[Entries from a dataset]

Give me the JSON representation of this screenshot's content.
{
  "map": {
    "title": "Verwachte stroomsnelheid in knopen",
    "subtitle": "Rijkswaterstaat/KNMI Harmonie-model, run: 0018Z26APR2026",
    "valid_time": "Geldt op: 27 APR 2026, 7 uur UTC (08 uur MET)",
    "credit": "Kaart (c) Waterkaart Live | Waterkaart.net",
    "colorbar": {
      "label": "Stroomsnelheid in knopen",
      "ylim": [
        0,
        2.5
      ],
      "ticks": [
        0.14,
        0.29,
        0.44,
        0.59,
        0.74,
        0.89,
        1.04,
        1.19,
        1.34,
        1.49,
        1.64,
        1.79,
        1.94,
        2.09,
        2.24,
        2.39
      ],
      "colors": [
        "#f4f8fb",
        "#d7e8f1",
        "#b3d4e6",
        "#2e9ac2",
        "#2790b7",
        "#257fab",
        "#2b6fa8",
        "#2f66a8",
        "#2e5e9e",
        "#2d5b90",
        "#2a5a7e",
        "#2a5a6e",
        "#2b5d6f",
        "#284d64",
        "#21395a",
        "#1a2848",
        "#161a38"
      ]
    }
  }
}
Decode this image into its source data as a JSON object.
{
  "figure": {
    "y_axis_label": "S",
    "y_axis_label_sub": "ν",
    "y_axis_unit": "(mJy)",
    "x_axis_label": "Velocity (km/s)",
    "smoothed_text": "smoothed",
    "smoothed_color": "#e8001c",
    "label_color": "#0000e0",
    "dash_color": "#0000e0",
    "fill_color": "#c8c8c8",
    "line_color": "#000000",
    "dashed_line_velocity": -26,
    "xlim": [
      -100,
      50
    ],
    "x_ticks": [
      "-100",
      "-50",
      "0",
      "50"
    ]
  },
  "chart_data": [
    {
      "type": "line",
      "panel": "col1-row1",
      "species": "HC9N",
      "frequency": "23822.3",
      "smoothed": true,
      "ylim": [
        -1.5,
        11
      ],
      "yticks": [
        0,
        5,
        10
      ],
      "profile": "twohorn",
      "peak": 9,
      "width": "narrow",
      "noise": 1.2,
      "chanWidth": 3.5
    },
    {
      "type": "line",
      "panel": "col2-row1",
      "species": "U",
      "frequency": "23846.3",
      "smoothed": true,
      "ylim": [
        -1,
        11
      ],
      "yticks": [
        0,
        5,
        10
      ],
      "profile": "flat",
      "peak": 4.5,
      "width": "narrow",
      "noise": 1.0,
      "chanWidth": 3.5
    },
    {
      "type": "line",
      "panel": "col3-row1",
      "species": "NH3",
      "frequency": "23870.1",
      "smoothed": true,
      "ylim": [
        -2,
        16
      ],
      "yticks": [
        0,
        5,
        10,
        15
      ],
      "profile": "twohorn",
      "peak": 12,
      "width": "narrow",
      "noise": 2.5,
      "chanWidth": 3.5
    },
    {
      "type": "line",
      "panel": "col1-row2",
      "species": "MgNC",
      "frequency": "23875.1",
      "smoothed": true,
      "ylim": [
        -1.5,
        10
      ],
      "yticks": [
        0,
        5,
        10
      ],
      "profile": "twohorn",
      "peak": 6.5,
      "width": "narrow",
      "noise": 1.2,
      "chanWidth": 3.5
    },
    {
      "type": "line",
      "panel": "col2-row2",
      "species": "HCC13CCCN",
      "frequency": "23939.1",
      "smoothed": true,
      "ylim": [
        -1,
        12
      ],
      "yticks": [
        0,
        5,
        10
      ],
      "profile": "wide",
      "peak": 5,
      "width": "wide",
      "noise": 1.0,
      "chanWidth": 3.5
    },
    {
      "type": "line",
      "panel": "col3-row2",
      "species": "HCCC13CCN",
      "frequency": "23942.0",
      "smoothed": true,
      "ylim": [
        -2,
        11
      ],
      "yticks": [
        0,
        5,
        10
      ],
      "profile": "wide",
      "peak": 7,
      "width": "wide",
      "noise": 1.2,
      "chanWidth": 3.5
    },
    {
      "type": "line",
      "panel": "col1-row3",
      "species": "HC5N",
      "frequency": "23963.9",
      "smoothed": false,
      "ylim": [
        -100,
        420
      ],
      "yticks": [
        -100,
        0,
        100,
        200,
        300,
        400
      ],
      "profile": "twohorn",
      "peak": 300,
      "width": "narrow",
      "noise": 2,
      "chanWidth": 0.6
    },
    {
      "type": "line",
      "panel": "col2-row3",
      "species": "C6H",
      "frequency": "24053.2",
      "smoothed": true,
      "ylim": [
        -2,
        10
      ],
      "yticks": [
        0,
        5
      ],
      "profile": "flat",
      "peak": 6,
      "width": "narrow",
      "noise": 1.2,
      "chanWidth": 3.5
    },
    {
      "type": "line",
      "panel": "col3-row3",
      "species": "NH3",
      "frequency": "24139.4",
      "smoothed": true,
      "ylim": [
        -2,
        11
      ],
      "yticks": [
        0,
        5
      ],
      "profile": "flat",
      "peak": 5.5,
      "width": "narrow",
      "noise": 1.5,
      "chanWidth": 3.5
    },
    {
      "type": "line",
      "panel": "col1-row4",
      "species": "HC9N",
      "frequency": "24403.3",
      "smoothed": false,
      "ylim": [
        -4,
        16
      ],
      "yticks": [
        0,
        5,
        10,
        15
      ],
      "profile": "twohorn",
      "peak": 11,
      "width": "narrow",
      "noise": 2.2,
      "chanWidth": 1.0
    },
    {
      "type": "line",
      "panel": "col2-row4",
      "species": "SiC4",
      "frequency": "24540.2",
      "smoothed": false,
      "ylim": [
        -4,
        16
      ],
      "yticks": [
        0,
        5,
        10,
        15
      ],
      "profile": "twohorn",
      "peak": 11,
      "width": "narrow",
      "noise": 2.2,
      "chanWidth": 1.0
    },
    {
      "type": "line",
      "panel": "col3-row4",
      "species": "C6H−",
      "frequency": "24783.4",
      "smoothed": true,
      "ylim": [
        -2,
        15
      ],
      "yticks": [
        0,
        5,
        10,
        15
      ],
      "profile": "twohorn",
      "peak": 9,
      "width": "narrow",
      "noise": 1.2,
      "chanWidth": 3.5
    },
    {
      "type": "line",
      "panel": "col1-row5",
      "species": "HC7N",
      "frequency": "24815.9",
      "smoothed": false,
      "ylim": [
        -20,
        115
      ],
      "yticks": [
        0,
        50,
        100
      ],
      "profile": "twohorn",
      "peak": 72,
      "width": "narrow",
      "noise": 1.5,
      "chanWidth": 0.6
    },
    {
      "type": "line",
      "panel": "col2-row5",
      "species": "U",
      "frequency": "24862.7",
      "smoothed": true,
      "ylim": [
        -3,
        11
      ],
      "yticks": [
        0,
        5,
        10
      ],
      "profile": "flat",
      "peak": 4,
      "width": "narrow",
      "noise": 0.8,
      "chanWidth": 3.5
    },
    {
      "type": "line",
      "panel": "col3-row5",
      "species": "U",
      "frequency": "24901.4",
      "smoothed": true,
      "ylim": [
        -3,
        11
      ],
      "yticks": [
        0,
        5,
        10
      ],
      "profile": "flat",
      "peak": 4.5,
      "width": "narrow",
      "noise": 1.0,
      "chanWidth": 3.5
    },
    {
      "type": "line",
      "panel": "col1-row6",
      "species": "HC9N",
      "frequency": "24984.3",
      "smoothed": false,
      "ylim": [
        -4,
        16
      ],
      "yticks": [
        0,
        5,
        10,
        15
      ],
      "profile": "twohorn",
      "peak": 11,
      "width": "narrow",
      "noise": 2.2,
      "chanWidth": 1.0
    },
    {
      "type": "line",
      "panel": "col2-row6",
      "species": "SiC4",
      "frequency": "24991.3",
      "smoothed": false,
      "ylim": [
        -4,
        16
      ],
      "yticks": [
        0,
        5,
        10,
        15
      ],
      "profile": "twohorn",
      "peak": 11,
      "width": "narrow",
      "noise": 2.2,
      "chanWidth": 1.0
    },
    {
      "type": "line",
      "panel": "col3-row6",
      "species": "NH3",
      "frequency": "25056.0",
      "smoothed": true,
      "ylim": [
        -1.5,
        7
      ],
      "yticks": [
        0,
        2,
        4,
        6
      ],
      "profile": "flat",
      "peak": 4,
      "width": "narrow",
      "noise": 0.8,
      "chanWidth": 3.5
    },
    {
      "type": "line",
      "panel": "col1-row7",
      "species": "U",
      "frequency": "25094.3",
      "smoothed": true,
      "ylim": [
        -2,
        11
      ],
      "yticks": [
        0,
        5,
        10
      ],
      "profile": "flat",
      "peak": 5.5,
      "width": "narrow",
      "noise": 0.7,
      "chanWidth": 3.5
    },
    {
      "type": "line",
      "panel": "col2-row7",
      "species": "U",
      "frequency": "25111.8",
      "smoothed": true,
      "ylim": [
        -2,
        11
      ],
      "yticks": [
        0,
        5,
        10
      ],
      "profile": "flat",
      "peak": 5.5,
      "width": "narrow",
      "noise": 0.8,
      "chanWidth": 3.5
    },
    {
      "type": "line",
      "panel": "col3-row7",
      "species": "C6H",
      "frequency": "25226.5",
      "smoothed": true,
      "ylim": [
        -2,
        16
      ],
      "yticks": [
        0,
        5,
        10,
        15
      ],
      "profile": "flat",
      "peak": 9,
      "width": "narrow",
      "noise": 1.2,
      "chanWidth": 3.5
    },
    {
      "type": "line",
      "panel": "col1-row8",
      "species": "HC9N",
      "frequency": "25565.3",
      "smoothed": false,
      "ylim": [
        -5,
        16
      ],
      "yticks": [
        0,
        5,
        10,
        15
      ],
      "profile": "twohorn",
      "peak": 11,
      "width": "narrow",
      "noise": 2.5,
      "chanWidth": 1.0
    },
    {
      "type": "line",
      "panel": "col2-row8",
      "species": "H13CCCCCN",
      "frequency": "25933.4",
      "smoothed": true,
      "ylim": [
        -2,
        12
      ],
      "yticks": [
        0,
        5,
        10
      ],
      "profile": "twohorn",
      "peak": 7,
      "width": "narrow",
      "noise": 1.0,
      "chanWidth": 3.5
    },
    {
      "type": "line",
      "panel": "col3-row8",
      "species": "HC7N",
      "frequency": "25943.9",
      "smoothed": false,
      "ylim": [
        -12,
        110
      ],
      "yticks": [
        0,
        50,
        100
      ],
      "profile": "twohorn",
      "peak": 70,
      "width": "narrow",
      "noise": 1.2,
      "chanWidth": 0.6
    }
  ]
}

# [Exercise requirements]
Determine the number of lines in the listing that contain the string "JSON". Write that number and nothing else.

# [The response]
2